What is the number of lines holding the word "this"? Write that number and nothing else.

** begin ENTRIES SHOWN **

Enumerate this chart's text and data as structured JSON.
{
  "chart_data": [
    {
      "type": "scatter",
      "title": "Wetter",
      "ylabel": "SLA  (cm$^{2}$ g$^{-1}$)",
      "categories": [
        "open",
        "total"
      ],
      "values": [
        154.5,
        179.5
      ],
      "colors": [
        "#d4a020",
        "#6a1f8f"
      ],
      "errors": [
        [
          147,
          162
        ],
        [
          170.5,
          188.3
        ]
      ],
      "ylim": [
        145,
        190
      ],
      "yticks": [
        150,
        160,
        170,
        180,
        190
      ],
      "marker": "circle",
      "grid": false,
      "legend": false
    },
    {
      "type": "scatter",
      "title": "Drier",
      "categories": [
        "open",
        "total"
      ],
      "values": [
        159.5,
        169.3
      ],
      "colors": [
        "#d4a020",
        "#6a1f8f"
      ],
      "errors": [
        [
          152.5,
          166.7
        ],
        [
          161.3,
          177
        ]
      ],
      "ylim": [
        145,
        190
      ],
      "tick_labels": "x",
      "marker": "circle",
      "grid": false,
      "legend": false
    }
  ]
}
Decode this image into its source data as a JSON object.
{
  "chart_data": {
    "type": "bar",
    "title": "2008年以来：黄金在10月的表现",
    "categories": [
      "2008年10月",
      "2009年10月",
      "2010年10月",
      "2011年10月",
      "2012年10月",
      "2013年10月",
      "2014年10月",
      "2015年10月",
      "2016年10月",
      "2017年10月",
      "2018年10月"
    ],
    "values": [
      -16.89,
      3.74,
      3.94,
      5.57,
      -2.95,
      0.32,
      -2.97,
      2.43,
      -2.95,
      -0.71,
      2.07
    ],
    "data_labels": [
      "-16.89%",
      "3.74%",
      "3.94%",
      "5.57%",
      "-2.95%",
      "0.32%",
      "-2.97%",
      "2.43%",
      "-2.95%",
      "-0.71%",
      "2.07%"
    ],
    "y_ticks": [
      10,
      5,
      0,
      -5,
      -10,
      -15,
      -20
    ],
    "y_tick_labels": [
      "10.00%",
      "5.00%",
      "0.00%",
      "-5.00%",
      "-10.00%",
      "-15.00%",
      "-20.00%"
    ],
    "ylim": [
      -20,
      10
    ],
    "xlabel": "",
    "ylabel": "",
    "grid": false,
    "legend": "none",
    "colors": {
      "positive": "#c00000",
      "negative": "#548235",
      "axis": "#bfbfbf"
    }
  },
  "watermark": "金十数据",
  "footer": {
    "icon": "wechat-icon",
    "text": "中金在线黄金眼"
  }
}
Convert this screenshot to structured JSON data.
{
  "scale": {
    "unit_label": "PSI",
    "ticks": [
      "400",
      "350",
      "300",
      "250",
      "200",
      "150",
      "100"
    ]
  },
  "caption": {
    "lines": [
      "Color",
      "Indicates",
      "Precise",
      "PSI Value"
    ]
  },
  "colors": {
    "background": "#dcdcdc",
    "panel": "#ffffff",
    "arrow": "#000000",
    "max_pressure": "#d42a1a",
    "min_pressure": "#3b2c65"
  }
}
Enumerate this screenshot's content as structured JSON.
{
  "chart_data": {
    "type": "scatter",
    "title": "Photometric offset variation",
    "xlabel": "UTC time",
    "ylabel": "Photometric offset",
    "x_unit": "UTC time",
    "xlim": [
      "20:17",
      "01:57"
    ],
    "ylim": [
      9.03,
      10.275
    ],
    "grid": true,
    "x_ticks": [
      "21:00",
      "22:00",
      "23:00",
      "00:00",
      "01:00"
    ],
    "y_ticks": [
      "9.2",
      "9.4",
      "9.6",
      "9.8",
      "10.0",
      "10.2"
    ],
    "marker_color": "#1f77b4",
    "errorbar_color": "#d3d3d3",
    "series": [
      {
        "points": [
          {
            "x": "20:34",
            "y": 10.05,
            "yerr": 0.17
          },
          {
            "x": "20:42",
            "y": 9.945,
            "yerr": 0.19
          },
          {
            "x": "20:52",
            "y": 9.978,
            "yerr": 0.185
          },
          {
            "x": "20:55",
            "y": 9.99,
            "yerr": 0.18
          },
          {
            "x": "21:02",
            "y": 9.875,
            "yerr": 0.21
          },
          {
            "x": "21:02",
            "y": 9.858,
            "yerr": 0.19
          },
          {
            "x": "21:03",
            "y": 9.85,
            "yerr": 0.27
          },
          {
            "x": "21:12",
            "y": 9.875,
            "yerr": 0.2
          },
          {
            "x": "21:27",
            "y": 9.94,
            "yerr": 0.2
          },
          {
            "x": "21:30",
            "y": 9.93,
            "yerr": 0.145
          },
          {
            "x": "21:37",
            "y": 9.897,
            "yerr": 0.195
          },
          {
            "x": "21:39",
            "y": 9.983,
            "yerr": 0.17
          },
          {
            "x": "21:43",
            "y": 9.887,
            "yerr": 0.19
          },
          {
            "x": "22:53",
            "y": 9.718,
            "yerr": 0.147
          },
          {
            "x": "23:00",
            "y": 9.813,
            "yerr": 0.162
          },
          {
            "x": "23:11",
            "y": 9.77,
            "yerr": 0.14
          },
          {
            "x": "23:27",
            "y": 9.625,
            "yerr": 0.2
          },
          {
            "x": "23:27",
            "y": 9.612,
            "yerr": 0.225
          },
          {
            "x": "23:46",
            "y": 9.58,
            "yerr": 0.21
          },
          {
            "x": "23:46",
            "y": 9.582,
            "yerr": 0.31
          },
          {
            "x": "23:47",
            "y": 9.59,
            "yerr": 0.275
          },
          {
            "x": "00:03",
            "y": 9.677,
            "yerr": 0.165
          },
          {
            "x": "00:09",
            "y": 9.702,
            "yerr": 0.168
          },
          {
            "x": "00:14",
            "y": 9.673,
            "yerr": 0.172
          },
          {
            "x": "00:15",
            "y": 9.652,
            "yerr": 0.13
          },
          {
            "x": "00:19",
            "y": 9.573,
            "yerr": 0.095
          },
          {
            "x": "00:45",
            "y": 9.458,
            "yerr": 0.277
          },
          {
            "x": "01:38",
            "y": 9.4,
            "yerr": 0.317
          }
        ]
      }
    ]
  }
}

** end ENTRIES SHOWN **

**OUTPUT OF THE EXERCISE:** 4